> **Given data**:
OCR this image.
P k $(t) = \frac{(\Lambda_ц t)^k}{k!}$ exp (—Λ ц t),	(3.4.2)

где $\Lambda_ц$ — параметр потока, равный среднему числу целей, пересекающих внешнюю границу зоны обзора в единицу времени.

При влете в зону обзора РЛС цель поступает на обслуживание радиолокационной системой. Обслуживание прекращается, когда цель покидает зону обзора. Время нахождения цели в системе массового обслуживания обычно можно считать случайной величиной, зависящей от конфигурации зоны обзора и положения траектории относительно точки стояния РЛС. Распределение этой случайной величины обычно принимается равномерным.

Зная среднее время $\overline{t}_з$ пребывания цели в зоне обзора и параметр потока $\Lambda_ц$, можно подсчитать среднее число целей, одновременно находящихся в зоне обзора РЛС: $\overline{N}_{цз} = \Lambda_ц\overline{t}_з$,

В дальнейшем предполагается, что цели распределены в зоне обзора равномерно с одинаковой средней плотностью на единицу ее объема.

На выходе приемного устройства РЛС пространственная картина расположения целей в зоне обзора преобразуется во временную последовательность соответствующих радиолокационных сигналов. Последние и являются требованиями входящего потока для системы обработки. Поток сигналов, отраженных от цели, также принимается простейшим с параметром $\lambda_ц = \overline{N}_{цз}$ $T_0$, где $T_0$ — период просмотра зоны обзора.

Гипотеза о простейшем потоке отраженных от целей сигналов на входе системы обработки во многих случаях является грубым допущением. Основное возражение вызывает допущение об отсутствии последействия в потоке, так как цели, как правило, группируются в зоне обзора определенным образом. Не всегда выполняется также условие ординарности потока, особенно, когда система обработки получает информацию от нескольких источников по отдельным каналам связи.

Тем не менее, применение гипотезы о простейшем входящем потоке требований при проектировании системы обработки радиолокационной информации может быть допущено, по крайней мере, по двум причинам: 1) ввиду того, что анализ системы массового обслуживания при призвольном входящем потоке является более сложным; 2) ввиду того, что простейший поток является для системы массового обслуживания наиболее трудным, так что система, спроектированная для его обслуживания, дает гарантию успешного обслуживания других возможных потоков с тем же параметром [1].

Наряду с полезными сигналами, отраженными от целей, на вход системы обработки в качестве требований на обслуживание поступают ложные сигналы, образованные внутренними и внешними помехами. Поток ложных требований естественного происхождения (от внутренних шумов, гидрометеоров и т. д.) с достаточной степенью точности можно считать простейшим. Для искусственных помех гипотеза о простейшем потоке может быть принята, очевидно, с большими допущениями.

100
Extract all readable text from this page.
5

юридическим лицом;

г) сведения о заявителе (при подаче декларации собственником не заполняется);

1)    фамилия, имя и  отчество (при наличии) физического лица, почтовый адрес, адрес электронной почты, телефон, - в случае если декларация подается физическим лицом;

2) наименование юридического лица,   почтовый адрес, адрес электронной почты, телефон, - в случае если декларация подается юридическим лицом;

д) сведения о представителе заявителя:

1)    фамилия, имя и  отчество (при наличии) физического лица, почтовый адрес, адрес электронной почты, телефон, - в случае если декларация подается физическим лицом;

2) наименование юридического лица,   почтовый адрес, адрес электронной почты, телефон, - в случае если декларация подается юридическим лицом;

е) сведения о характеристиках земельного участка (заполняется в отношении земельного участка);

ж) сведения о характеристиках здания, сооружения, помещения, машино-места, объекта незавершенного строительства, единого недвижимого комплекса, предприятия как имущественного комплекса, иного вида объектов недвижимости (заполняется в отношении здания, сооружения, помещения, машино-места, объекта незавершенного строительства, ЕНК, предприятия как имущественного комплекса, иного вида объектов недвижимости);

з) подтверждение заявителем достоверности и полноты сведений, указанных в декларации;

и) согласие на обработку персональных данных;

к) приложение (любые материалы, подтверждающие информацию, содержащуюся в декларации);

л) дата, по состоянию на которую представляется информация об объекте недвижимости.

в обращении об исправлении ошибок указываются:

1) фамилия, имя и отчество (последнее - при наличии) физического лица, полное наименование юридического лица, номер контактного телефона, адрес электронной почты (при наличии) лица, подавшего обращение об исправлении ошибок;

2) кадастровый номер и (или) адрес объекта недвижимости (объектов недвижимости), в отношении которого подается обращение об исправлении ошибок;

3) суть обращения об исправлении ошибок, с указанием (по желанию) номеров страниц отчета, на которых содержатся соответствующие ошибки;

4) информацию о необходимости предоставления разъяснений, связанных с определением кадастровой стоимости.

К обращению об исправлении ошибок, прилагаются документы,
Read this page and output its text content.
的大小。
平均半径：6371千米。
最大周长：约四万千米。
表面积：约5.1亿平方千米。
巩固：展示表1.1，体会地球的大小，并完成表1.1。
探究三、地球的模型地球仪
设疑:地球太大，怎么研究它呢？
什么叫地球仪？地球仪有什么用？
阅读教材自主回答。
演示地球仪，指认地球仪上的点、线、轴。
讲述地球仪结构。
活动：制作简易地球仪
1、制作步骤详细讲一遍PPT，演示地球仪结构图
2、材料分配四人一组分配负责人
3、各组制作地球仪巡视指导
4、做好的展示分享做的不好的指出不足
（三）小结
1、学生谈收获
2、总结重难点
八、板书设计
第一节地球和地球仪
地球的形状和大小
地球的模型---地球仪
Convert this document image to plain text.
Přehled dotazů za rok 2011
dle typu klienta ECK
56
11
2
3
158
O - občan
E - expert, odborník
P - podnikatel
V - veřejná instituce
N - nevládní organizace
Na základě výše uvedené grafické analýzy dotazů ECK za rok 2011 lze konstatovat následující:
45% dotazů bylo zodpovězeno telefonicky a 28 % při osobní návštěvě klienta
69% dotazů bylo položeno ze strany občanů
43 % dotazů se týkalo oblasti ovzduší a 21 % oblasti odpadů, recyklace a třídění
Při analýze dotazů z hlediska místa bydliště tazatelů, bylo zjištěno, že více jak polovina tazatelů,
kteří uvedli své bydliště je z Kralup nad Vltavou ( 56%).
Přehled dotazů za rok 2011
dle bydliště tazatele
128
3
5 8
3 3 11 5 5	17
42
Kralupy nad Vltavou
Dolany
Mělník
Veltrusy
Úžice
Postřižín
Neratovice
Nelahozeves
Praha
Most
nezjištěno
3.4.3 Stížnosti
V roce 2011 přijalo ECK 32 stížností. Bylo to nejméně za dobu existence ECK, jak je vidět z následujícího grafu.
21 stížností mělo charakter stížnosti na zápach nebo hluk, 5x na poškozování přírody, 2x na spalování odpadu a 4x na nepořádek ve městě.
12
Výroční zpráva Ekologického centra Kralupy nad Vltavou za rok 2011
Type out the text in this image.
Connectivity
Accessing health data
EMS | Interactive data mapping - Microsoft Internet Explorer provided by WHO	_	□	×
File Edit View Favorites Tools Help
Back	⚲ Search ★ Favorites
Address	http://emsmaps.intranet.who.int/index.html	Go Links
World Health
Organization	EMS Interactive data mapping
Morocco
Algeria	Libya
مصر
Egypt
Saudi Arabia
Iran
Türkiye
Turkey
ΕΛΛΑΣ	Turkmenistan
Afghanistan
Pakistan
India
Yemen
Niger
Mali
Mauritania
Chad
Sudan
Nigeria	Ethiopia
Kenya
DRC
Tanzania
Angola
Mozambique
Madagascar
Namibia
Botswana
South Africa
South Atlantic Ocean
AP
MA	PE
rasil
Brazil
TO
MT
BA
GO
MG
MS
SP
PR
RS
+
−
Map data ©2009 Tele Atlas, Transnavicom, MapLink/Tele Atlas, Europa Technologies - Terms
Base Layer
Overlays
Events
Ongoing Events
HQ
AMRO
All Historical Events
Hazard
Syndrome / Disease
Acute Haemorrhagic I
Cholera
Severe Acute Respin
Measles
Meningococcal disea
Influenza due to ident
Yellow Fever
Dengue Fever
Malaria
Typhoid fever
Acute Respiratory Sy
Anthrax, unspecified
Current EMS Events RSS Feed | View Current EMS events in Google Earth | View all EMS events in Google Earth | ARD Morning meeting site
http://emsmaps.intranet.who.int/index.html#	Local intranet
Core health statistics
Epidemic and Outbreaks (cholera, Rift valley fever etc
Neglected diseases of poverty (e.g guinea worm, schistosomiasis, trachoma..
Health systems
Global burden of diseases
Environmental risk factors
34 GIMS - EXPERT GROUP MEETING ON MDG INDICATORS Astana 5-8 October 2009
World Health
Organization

> **Given task**: Look through the records and gather every line containing "Favorites".

> **Right answer**:
File Edit View Favorites Tools Help
Back	⚲ Search ★ Favorites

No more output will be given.